WHAT YOU WILL DO:
1. Copy the running-training excerpt between "I started looking" and "can do better!", inclusive.
2. In the running-training excerpt, list every weekly mileage figure given from June on, in order, along with any note attached to a figure.
3. Resume the running-training excerpt after its last line.

I started looking things up online and the internet wisdom seems to be to have a down week every 3-4 weeks where you run 25-30% less miles with less intensity. I'm thinking I'll work into my training plans a down week every 3rd or 4th week (I'm thinking I can get by with every 4th week since I've been making it to 8ish weeks without issues up until now) where I run fewer miles and skip strides or hill repeats that week (I alternate every other week with those workouts) and maybe run a shorter speed workout than normal. I'm excited that I figured this out, especially before my spring marathon training cycle begins. But it was a bit discouraging realizing that this mistake is likely what cost me the huge half-marathon PR I was expecting this spring. But you live, you learn, and you do better. So now I can do better!
My weekly mileage from June on has been:
36
37
40
34
42
35 (race)
35 (race)

ENTRIES SHOWN:
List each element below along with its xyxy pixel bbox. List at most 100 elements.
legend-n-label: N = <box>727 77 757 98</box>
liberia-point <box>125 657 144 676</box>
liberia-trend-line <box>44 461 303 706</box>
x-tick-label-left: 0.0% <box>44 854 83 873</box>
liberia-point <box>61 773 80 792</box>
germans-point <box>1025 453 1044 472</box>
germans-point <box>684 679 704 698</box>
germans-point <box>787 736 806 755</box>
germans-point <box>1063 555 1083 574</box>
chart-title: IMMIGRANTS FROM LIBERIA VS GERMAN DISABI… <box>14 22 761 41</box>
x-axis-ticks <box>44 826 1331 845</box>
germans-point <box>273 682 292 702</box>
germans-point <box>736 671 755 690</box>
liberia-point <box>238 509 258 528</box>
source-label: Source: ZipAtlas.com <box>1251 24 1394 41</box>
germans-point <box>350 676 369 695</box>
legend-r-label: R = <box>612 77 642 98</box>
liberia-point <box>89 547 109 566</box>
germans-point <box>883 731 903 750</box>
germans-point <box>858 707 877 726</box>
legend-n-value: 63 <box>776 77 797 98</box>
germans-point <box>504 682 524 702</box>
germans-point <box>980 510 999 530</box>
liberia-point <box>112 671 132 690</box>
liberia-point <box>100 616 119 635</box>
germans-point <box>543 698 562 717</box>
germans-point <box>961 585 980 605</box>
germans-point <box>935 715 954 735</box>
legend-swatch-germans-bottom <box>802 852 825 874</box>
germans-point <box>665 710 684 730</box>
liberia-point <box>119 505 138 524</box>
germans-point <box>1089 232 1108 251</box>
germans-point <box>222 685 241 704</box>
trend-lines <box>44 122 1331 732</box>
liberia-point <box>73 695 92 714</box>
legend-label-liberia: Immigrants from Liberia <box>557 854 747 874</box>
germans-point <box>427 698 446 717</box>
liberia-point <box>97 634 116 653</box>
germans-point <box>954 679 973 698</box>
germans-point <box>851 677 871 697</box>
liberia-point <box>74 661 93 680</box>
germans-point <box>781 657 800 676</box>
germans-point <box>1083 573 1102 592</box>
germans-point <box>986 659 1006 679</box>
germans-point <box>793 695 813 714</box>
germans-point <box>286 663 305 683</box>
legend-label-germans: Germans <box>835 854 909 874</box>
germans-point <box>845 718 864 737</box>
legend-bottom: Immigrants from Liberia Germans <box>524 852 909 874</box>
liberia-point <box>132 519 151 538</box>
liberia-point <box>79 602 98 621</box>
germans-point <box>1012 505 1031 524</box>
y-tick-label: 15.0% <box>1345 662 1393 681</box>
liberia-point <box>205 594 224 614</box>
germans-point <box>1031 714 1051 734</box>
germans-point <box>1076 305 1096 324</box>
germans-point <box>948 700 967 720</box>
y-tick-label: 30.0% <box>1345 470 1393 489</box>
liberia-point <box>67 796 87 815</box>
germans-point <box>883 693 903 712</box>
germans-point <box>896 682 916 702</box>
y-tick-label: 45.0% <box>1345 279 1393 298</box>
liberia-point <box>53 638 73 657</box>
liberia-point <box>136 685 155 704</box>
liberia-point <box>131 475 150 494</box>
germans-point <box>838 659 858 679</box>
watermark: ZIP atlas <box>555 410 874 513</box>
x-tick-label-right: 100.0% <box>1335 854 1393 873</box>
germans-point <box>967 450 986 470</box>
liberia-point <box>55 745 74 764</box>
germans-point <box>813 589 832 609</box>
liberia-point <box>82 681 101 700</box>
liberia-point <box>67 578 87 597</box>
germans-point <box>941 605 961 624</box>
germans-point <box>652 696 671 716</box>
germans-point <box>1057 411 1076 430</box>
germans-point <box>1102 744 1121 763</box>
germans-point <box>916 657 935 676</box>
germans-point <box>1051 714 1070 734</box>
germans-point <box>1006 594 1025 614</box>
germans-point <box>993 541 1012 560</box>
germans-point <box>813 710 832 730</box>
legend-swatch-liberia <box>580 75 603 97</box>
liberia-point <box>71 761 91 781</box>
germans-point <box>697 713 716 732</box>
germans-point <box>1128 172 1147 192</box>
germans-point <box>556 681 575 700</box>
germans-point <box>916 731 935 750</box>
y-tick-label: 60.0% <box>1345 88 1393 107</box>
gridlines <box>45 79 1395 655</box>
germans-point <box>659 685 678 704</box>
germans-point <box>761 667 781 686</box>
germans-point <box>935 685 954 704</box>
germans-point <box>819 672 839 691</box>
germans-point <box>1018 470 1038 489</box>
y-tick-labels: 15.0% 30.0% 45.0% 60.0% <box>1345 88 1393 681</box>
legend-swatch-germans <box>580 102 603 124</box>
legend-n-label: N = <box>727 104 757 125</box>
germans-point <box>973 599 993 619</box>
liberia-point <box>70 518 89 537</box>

ANSWERS IN ORDER:
1.
I started looking things up online and the internet wisdom seems to be to have a down week every 3-4 weeks where you run 25-30% less miles with less intensity. I'm thinking I'll work into my training plans a down week every 3rd or 4th week (I'm thinking I can get by with every 4th week since I've been making it to 8ish weeks without issues up until now) where I run fewer miles and skip strides or hill repeats that week (I alternate every other week with those workouts) and maybe run a shorter speed workout than normal. I'm excited that I figured this out, especially before my spring marathon training cycle begins. But it was a bit discouraging realizing that this mistake is likely what cost me the huge half-marathon PR I was expecting this spring. But you live, you learn, and you do better. So now I can do better!

2.
36
37
40
34
42
35 (race)
35 (race)

3.
46
44
45
40
48
42
48
44
So at 33 years old, I'm still figuring things out and learning what works best for me. I'm not sure a 15k PR will happen this season with the workouts I've missed. I'm excited to gear back up after a couple of lower mileage weeks without speedwork to really baby my body. This week was 30 miles and I'm planning on 35 miles for next week. I'd rather take a couple weeks easy and avoid an injury than pick things back up this week and risk injury or not recover from my leg fatigue I'm currently experiencing. This coming weekend is the Corndog Classic 5k. I'm a little nervous about how it will go after 2 weeks of no speedwork, but I'm also telling myself it's like I tapered for the race so maybe it's a good thing. Although I've only had 4 speed workouts this cycle so far and 2 tempos. But I'm looking at this season as a base to my spring marathon training and it served it's purpose, I learned better what my body needs from training.
Something I have sure learned is that it is impossible to be objective about your own training! Now it seems like this is something you should have noticed (hindsight is 20/20 too!), but when you're in it, it would be super easy to overlook. I think part of the reason we can improve every build is because we are stacking builds on top of the previous ones, but another big part is because we learn from our mistakes in past cycles. Onward!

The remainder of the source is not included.